#### TEXTE À LIRE ####

Enfin, nous avons étudié la dispersion des particules browniennes en considérant que la diffusion est médiée par la surface des sphères [3.29]. En considérant $D_\Sigma$ la diffusivité sur la surface, $D_{\rm B}$ la diffusivité dans le volume, $k$ le taux d'absorption sur la surface et $\lambda$ le taux de désorption, nous avons dérivé l'expression de la diffusivité effective à l'aide de formules de Kubo modifiées pour ce problème, par rapport aux équations de Fokker-Planck utilisées dans [3.29]. Cette expression revient à l'Eq. (3.7) dans la limite diluée pour $D_{\rm B}=D_\Sigma$, $\xi=k D_{\rm B}/\lambda R$ et $\tau=1/kR$. La dispersion dans un potentiel attractif localisé sur la surface des sphère est donc analogue à un processus de diffusion médiée par la surface des sphères et les taux d'absorption $k$ et de désorption $\lambda$ peuvent être reliés aux temps de premier passage définis précédemment: $t_{\rm esc} = \lambda^{-1}$ et ${t_\Sigma} = R/k D_{\rm B}$.

#### FICHES DE DONNÉES ####

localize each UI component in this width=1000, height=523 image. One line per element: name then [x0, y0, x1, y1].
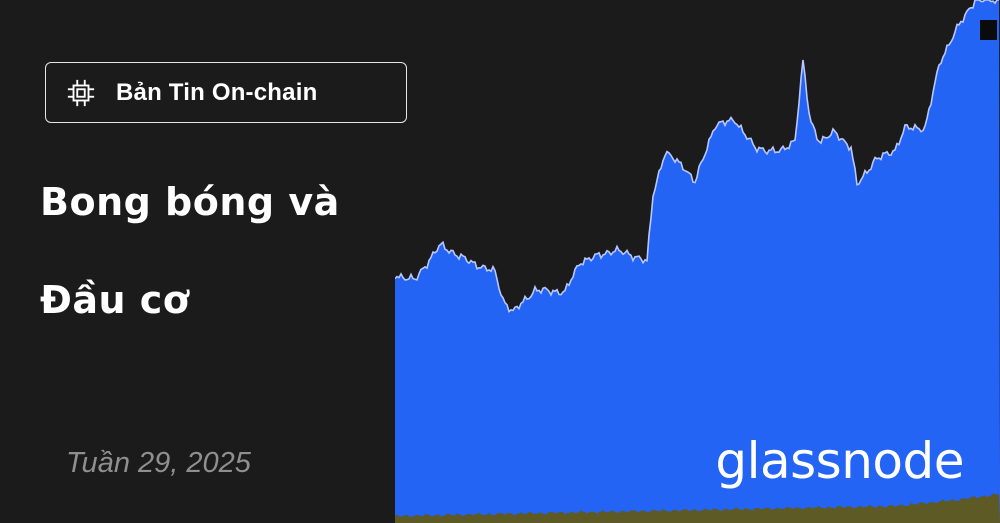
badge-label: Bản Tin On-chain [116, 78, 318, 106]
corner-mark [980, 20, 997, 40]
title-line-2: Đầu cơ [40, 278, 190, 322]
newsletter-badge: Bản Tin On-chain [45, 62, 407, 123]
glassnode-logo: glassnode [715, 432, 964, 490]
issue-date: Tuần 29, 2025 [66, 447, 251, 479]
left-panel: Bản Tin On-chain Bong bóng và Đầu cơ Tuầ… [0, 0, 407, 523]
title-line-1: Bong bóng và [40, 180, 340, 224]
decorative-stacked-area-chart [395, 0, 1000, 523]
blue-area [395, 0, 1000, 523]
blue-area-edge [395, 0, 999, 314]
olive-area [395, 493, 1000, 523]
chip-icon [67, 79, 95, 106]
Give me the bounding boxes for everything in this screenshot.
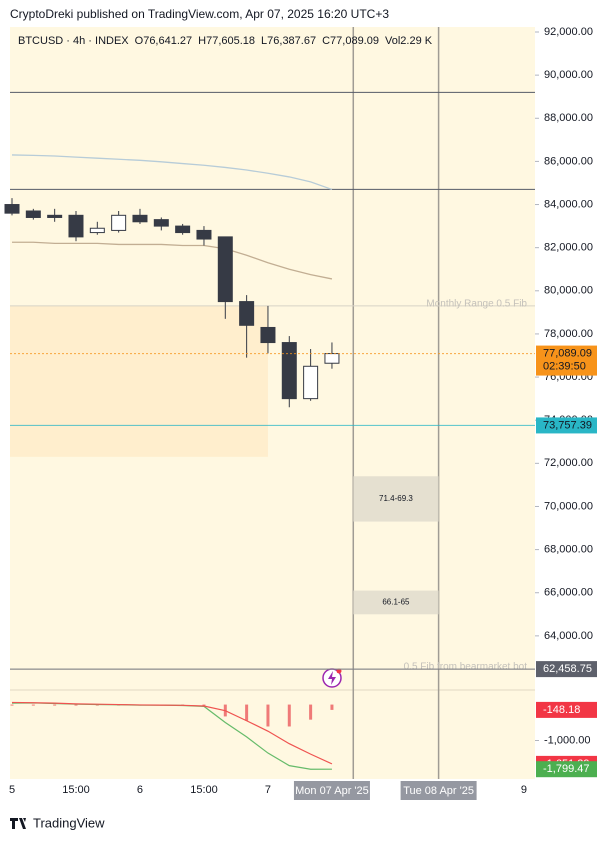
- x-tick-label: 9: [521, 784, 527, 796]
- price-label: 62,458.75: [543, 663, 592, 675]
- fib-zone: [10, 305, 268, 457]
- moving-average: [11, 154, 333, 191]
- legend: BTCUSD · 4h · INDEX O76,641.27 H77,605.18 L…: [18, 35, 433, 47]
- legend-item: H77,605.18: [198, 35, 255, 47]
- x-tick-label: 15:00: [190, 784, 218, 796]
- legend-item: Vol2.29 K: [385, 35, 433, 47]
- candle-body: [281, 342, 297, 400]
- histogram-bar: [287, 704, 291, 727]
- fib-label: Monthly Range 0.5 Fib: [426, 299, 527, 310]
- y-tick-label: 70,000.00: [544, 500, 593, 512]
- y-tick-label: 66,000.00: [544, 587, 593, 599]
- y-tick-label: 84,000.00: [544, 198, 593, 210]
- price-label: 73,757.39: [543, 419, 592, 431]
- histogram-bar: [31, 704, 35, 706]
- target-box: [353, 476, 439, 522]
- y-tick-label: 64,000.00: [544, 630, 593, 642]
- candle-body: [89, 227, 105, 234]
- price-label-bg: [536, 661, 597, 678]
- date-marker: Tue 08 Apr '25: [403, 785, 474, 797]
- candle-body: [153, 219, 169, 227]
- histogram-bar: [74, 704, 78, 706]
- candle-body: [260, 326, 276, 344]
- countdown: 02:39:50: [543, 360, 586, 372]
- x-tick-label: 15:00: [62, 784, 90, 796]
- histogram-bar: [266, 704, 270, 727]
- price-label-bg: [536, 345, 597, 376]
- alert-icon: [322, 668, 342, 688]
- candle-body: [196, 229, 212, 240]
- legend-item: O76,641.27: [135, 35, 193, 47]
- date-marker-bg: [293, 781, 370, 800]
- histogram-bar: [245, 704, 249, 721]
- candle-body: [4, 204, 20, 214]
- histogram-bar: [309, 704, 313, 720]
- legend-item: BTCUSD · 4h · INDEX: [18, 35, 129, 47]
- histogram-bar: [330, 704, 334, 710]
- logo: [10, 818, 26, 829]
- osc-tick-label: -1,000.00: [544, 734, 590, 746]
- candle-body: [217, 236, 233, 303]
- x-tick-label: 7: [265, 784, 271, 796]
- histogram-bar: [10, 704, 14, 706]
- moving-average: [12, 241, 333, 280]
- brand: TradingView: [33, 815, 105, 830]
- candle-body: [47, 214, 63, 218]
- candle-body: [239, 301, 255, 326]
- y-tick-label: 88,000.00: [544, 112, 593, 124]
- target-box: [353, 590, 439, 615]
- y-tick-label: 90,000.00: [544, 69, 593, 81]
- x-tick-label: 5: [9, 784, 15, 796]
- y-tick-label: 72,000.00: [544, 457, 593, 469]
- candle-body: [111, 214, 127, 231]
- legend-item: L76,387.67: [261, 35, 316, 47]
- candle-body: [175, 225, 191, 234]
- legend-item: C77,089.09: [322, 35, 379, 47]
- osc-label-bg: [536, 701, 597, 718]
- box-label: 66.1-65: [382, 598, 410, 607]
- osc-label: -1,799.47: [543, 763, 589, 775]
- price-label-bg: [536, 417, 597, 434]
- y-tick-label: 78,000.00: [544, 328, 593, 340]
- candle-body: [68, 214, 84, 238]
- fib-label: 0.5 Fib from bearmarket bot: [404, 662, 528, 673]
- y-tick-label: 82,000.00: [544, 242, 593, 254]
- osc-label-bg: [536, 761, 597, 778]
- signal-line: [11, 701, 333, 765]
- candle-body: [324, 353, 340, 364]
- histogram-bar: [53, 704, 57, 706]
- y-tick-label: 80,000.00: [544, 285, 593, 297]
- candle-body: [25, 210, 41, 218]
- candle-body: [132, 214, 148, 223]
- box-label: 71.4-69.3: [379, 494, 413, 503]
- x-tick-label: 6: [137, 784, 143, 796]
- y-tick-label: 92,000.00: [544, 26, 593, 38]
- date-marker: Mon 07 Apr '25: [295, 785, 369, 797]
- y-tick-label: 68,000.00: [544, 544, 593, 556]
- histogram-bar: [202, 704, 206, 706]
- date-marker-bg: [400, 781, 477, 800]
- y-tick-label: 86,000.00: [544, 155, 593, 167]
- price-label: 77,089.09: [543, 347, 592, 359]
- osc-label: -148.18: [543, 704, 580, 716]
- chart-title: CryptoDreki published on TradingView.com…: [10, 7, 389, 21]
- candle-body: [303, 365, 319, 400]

####

ÉNONCÉ A: Traduisez en anglais cette phrase du texte sur la dispersion des particules browniennes : « Enfin, nous avons étudié la dispersion des particules browniennes en considérant que la diffusion est médiée par la surface des sphères [3.29]. »
ÉNONCÉ B: Poursuivez le texte sur la dispersion des particules browniennes après sa dernière phrase.

RÉPONSE ATTENDUE A: Finally, we studied the dispersion of Brownian particles by assuming that diffusion is mediated by the surface of the spheres [3.29].

RÉPONSE ATTENDUE B:
Nous avons donc décrit la dispersion dans un réseau d'obstacles en regardant l'effet entropique de ceux-ci d'une part, et le double effet entropique-énergique avec un potentiel attractif sur leur surface d'autre part. Le premier est parfaitement caractérisé tandis que le second a été analysé seulement dans la limite diluée montrant que la dispersion pouvait être accélérée par rapport à des obstacles réfléchissants.
Ce travail a été effectué au cours de ma thèse réalisée sous la direction de D. S. Dean et T. Guérin au LOMA de Bordeaux, entre Octobre 2015 et Septembre 2018. Il a donné lieu à trois publications [P8,P9,P10].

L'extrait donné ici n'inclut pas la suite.